[Source data start]
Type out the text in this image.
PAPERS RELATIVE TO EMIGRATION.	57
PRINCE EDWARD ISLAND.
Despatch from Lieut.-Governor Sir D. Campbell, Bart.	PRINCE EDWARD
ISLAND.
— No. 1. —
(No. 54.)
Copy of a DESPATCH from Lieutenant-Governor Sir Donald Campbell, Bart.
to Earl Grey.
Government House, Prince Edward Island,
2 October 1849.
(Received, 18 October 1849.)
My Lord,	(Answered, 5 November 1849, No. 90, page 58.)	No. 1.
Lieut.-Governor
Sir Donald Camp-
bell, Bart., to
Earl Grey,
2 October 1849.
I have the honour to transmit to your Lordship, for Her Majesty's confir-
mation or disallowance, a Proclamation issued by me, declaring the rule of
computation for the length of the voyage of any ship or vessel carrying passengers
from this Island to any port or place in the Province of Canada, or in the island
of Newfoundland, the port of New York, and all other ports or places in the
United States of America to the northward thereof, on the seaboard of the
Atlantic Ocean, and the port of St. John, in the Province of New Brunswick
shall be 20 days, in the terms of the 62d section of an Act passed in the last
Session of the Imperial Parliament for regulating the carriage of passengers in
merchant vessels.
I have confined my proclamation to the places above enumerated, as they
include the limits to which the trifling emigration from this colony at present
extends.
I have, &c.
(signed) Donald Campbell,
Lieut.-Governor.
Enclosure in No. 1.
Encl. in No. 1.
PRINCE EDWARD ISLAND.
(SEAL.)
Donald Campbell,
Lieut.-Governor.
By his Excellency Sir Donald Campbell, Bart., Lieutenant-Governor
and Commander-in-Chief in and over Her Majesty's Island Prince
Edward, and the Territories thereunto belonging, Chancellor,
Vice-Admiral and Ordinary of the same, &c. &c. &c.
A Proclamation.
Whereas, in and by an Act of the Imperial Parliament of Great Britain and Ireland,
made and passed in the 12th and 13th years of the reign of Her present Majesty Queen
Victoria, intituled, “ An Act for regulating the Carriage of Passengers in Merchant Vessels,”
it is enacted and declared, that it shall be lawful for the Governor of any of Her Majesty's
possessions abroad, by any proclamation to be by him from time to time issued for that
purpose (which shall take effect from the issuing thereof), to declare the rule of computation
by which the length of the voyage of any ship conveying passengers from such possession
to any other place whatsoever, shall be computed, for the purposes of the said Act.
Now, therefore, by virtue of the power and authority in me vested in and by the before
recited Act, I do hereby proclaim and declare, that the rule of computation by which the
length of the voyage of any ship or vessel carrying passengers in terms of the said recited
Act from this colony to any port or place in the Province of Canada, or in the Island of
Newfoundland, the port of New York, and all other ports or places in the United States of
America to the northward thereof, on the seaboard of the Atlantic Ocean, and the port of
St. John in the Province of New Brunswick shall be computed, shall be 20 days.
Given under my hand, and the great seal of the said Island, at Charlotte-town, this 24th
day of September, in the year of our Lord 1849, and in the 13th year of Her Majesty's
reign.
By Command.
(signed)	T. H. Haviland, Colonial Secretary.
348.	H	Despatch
[Source data end]
◆ **Problem details**: Give back each line above precisely as it stands.

◆ **Written response**:
Type out the text in this image.
PAPERS RELATIVE TO EMIGRATION.	57
PRINCE EDWARD ISLAND.
Despatch from Lieut.-Governor Sir D. Campbell, Bart.	PRINCE EDWARD
ISLAND.
— No. 1. —
(No. 54.)
Copy of a DESPATCH from Lieutenant-Governor Sir Donald Campbell, Bart.
to Earl Grey.
Government House, Prince Edward Island,
2 October 1849.
(Received, 18 October 1849.)
My Lord,	(Answered, 5 November 1849, No. 90, page 58.)	No. 1.
Lieut.-Governor
Sir Donald Camp-
bell, Bart., to
Earl Grey,
2 October 1849.
I have the honour to transmit to your Lordship, for Her Majesty's confir-
mation or disallowance, a Proclamation issued by me, declaring the rule of
computation for the length of the voyage of any ship or vessel carrying passengers
from this Island to any port or place in the Province of Canada, or in the island
of Newfoundland, the port of New York, and all other ports or places in the
United States of America to the northward thereof, on the seaboard of the
Atlantic Ocean, and the port of St. John, in the Province of New Brunswick
shall be 20 days, in the terms of the 62d section of an Act passed in the last
Session of the Imperial Parliament for regulating the carriage of passengers in
merchant vessels.
I have confined my proclamation to the places above enumerated, as they
include the limits to which the trifling emigration from this colony at present
extends.
I have, &c.
(signed) Donald Campbell,
Lieut.-Governor.
Enclosure in No. 1.
Encl. in No. 1.
PRINCE EDWARD ISLAND.
(SEAL.)
Donald Campbell,
Lieut.-Governor.
By his Excellency Sir Donald Campbell, Bart., Lieutenant-Governor
and Commander-in-Chief in and over Her Majesty's Island Prince
Edward, and the Territories thereunto belonging, Chancellor,
Vice-Admiral and Ordinary of the same, &c. &c. &c.
A Proclamation.
Whereas, in and by an Act of the Imperial Parliament of Great Britain and Ireland,
made and passed in the 12th and 13th years of the reign of Her present Majesty Queen
Victoria, intituled, “ An Act for regulating the Carriage of Passengers in Merchant Vessels,”
it is enacted and declared, that it shall be lawful for the Governor of any of Her Majesty's
possessions abroad, by any proclamation to be by him from time to time issued for that
purpose (which shall take effect from the issuing thereof), to declare the rule of computation
by which the length of the voyage of any ship conveying passengers from such possession
to any other place whatsoever, shall be computed, for the purposes of the said Act.
Now, therefore, by virtue of the power and authority in me vested in and by the before
recited Act, I do hereby proclaim and declare, that the rule of computation by which the
length of the voyage of any ship or vessel carrying passengers in terms of the said recited
Act from this colony to any port or place in the Province of Canada, or in the Island of
Newfoundland, the port of New York, and all other ports or places in the United States of
America to the northward thereof, on the seaboard of the Atlantic Ocean, and the port of
St. John in the Province of New Brunswick shall be computed, shall be 20 days.
Given under my hand, and the great seal of the said Island, at Charlotte-town, this 24th
day of September, in the year of our Lord 1849, and in the 13th year of Her Majesty's
reign.
By Command.
(signed)	T. H. Haviland, Colonial Secretary.
348.	H	Despatch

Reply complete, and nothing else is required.